Excerpts from a figure dataset:
○ ○ ○ ○ ○ ○ ○
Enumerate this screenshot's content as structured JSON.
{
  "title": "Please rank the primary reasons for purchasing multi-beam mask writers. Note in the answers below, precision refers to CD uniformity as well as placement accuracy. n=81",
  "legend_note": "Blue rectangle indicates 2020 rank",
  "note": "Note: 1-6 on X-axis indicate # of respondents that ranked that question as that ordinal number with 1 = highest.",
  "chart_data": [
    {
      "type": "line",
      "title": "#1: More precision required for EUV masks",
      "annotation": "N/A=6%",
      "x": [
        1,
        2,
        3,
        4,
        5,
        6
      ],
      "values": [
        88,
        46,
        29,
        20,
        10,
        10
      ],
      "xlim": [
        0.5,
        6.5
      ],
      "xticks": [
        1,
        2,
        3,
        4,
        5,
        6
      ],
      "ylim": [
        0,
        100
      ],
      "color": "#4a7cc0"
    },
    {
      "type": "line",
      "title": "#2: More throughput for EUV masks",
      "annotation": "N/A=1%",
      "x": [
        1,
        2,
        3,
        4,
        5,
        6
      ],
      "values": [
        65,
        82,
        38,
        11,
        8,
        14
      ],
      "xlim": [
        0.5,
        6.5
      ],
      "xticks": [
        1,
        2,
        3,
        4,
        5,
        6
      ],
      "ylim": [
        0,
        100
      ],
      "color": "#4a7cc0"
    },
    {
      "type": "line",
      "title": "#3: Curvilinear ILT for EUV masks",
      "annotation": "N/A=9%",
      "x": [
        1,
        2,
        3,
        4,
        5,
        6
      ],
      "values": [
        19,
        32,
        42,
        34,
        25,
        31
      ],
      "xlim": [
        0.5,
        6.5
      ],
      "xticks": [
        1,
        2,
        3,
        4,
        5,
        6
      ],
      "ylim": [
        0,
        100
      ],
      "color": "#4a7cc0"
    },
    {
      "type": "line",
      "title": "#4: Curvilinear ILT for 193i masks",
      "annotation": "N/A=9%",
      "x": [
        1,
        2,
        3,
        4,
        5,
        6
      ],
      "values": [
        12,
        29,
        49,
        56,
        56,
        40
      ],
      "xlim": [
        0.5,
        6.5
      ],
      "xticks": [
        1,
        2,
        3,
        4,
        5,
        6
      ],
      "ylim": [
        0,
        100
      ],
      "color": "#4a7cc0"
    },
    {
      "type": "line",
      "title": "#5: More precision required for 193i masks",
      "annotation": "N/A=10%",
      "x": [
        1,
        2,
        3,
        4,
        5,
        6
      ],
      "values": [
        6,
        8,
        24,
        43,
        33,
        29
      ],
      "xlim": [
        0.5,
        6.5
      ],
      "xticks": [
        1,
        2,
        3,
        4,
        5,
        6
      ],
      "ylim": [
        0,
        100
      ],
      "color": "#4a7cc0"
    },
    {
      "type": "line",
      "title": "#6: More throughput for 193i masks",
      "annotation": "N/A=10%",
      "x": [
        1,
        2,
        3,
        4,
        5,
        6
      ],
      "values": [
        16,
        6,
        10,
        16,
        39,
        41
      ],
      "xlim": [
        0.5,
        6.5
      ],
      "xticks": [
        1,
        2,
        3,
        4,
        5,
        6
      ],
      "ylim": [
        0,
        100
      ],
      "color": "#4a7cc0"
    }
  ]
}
○ ○ ○ ○ ○ ○ ○
To do: Repeat the records above exactly, leaving none out.

Complete output:
Enumerate this screenshot's content as structured JSON.
{
  "title": "Please rank the primary reasons for purchasing multi-beam mask writers. Note in the answers below, precision refers to CD uniformity as well as placement accuracy. n=81",
  "legend_note": "Blue rectangle indicates 2020 rank",
  "note": "Note: 1-6 on X-axis indicate # of respondents that ranked that question as that ordinal number with 1 = highest.",
  "chart_data": [
    {
      "type": "line",
      "title": "#1: More precision required for EUV masks",
      "annotation": "N/A=6%",
      "x": [
        1,
        2,
        3,
        4,
        5,
        6
      ],
      "values": [
        88,
        46,
        29,
        20,
        10,
        10
      ],
      "xlim": [
        0.5,
        6.5
      ],
      "xticks": [
        1,
        2,
        3,
        4,
        5,
        6
      ],
      "ylim": [
        0,
        100
      ],
      "color": "#4a7cc0"
    },
    {
      "type": "line",
      "title": "#2: More throughput for EUV masks",
      "annotation": "N/A=1%",
      "x": [
        1,
        2,
        3,
        4,
        5,
        6
      ],
      "values": [
        65,
        82,
        38,
        11,
        8,
        14
      ],
      "xlim": [
        0.5,
        6.5
      ],
      "xticks": [
        1,
        2,
        3,
        4,
        5,
        6
      ],
      "ylim": [
        0,
        100
      ],
      "color": "#4a7cc0"
    },
    {
      "type": "line",
      "title": "#3: Curvilinear ILT for EUV masks",
      "annotation": "N/A=9%",
      "x": [
        1,
        2,
        3,
        4,
        5,
        6
      ],
      "values": [
        19,
        32,
        42,
        34,
        25,
        31
      ],
      "xlim": [
        0.5,
        6.5
      ],
      "xticks": [
        1,
        2,
        3,
        4,
        5,
        6
      ],
      "ylim": [
        0,
        100
      ],
      "color": "#4a7cc0"
    },
    {
      "type": "line",
      "title": "#4: Curvilinear ILT for 193i masks",
      "annotation": "N/A=9%",
      "x": [
        1,
        2,
        3,
        4,
        5,
        6
      ],
      "values": [
        12,
        29,
        49,
        56,
        56,
        40
      ],
      "xlim": [
        0.5,
        6.5
      ],
      "xticks": [
        1,
        2,
        3,
        4,
        5,
        6
      ],
      "ylim": [
        0,
        100
      ],
      "color": "#4a7cc0"
    },
    {
      "type": "line",
      "title": "#5: More precision required for 193i masks",
      "annotation": "N/A=10%",
      "x": [
        1,
        2,
        3,
        4,
        5,
        6
      ],
      "values": [
        6,
        8,
        24,
        43,
        33,
        29
      ],
      "xlim": [
        0.5,
        6.5
      ],
      "xticks": [
        1,
        2,
        3,
        4,
        5,
        6
      ],
      "ylim": [
        0,
        100
      ],
      "color": "#4a7cc0"
    },
    {
      "type": "line",
      "title": "#6: More throughput for 193i masks",
      "annotation": "N/A=10%",
      "x": [
        1,
        2,
        3,
        4,
        5,
        6
      ],
      "values": [
        16,
        6,
        10,
        16,
        39,
        41
      ],
      "xlim": [
        0.5,
        6.5
      ],
      "xticks": [
        1,
        2,
        3,
        4,
        5,
        6
      ],
      "ylim": [
        0,
        100
      ],
      "color": "#4a7cc0"
    }
  ]
}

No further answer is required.